» **Data supplied**
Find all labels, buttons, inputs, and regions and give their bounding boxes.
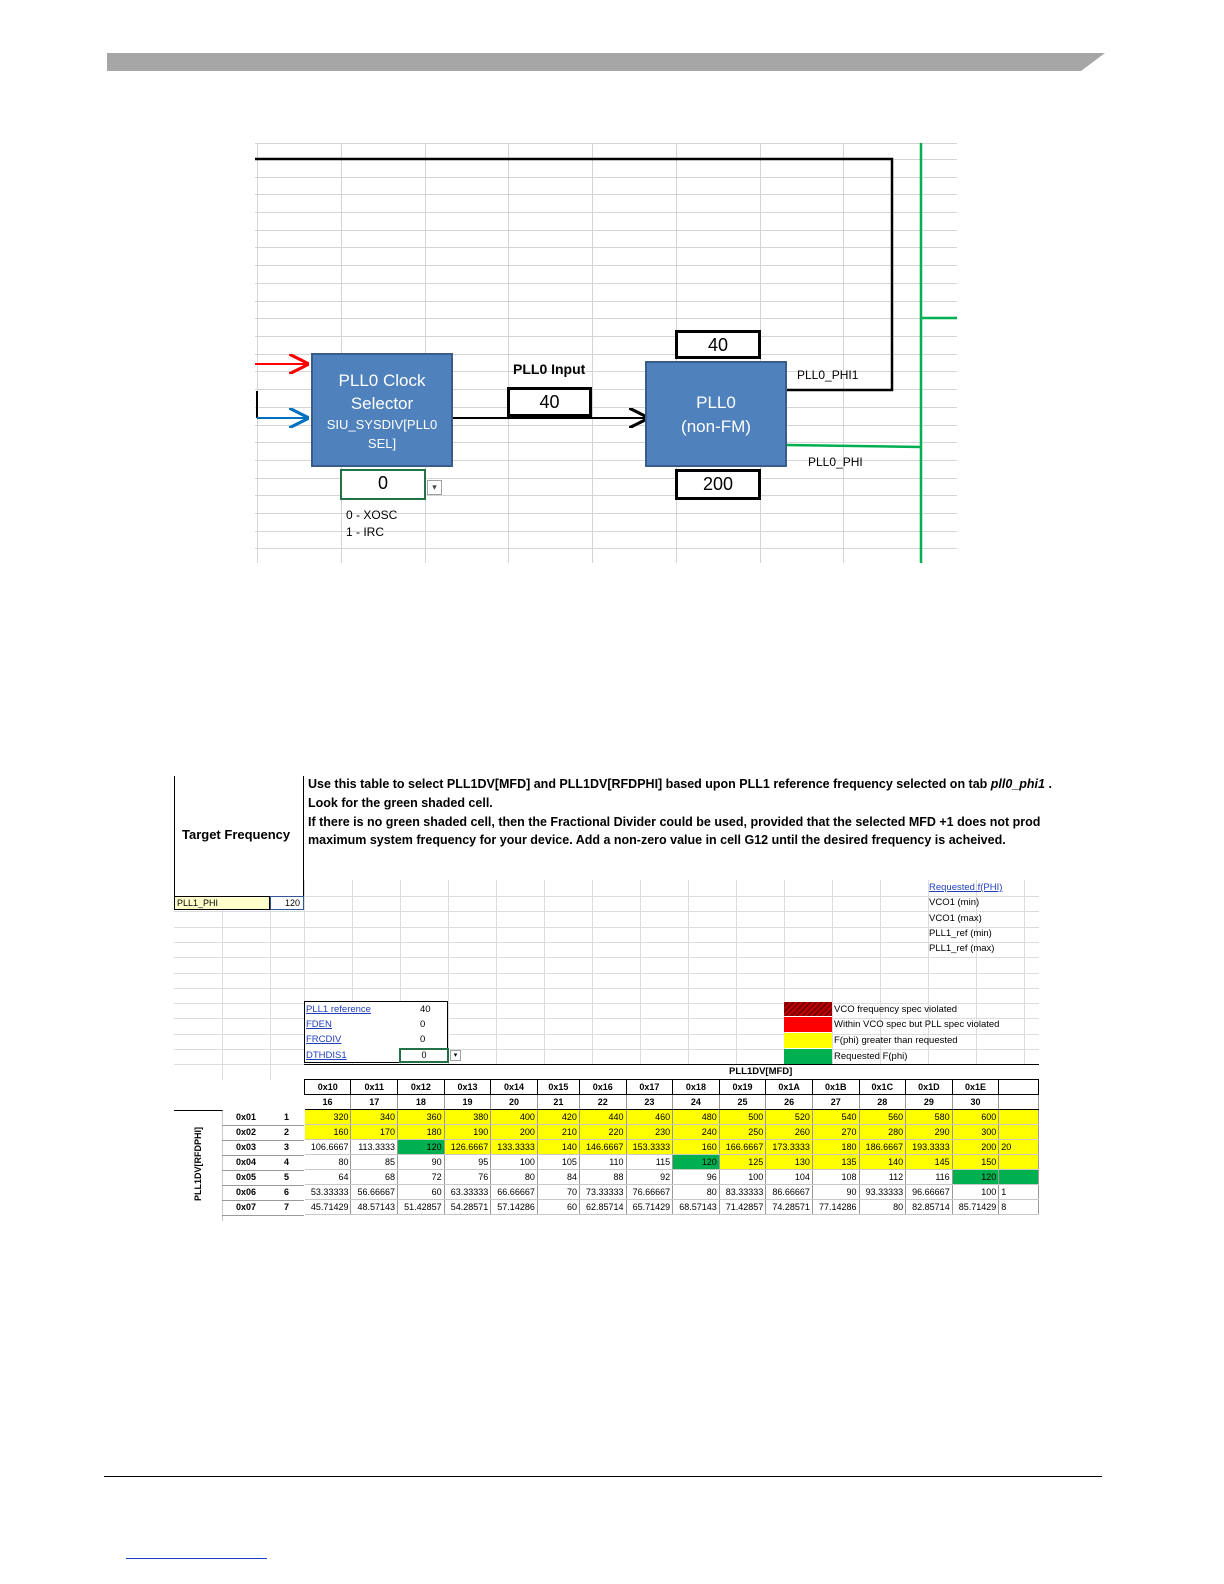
==
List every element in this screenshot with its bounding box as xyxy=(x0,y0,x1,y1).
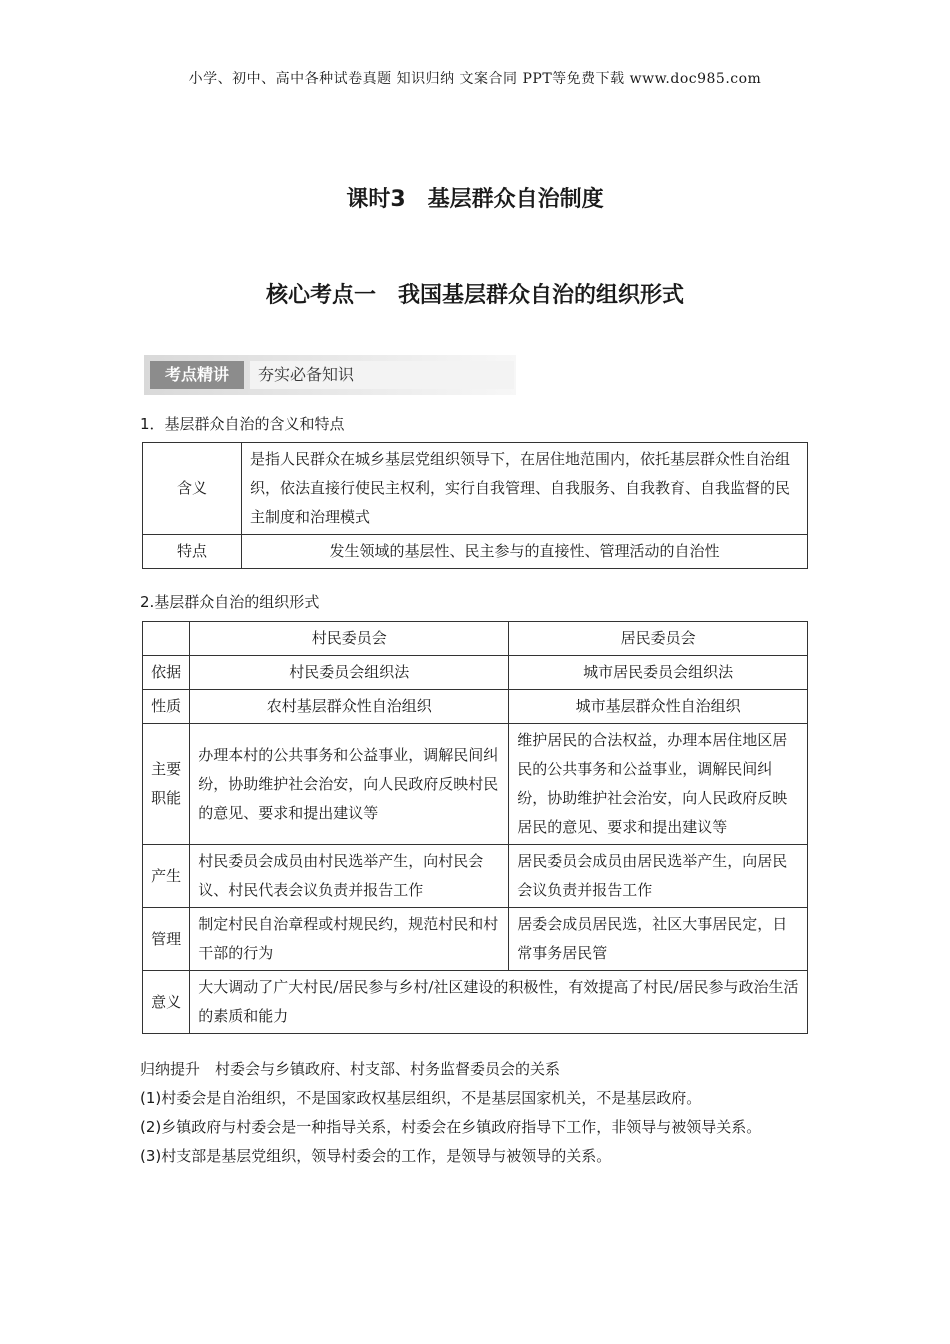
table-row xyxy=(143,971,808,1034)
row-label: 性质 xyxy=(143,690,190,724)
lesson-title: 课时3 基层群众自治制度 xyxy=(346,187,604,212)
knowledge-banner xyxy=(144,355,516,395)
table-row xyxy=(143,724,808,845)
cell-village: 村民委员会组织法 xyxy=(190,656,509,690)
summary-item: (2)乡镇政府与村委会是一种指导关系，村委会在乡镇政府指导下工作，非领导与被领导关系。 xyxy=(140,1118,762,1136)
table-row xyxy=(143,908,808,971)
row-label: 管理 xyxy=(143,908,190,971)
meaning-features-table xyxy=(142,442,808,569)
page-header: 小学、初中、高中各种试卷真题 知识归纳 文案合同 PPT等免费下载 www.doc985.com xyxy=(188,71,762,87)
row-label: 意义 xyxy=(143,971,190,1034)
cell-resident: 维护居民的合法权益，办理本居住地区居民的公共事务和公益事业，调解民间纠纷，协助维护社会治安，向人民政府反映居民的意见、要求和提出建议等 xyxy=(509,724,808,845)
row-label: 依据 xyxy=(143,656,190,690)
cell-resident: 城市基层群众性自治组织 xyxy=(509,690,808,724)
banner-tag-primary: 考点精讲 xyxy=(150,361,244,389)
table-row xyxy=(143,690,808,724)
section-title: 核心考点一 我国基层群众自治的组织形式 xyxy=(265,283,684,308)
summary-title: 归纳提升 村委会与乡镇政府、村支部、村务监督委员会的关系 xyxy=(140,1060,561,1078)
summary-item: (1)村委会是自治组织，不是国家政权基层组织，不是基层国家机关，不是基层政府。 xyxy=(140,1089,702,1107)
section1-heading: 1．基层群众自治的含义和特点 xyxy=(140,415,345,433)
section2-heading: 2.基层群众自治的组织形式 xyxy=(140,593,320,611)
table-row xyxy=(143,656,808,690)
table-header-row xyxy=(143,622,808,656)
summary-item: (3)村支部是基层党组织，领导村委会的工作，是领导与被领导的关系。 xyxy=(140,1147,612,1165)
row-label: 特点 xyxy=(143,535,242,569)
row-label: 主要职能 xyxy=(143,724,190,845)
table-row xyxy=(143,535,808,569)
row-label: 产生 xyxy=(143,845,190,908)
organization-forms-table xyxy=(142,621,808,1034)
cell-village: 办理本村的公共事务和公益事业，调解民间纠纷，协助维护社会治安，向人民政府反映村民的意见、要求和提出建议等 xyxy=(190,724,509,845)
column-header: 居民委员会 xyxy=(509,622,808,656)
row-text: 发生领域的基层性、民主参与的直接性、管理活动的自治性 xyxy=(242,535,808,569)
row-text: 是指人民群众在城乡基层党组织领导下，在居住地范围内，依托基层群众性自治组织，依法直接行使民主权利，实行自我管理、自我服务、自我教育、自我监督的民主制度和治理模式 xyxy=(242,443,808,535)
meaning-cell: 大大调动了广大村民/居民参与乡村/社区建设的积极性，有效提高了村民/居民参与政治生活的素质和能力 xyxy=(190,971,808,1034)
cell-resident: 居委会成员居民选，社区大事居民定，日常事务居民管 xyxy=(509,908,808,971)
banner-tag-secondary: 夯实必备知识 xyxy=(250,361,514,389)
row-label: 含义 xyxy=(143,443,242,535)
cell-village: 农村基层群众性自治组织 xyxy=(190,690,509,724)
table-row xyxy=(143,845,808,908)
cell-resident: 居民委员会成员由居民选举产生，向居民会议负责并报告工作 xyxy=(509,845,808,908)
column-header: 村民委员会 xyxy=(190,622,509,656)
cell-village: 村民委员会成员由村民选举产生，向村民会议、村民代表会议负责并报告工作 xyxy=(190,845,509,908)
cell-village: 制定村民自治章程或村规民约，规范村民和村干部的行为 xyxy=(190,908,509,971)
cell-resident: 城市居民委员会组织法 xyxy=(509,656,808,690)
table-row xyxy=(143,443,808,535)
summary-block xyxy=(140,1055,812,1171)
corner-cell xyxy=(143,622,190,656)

» **Problem requirements**
Copy the lines of the entries above word for word, starting at the line containing "List every element" and ending at the line containing "table-row xyxy=(143,656,808,690)", with both of those lines included. Leave the picture out of your copy.

» **Task response**
List every element in this screenshot with its bounding box as xyxy=(x0,y0,x1,y1).
table-row xyxy=(143,971,808,1034)
row-label: 性质 xyxy=(143,690,190,724)
lesson-title: 课时3 基层群众自治制度 xyxy=(346,187,604,212)
knowledge-banner xyxy=(144,355,516,395)
table-row xyxy=(143,724,808,845)
cell-village: 村民委员会组织法 xyxy=(190,656,509,690)
summary-item: (2)乡镇政府与村委会是一种指导关系，村委会在乡镇政府指导下工作，非领导与被领导关系。 xyxy=(140,1118,762,1136)
table-row xyxy=(143,908,808,971)
row-label: 管理 xyxy=(143,908,190,971)
meaning-features-table xyxy=(142,442,808,569)
page-header: 小学、初中、高中各种试卷真题 知识归纳 文案合同 PPT等免费下载 www.doc985.com xyxy=(188,71,762,87)
row-label: 意义 xyxy=(143,971,190,1034)
cell-resident: 维护居民的合法权益，办理本居住地区居民的公共事务和公益事业，调解民间纠纷，协助维护社会治安，向人民政府反映居民的意见、要求和提出建议等 xyxy=(509,724,808,845)
row-label: 依据 xyxy=(143,656,190,690)
cell-resident: 城市基层群众性自治组织 xyxy=(509,690,808,724)
banner-tag-primary: 考点精讲 xyxy=(150,361,244,389)
table-row xyxy=(143,690,808,724)
section-title: 核心考点一 我国基层群众自治的组织形式 xyxy=(265,283,684,308)
summary-title: 归纳提升 村委会与乡镇政府、村支部、村务监督委员会的关系 xyxy=(140,1060,561,1078)
summary-item: (1)村委会是自治组织，不是国家政权基层组织，不是基层国家机关，不是基层政府。 xyxy=(140,1089,702,1107)
section1-heading: 1．基层群众自治的含义和特点 xyxy=(140,415,345,433)
section2-heading: 2.基层群众自治的组织形式 xyxy=(140,593,320,611)
table-row xyxy=(143,656,808,690)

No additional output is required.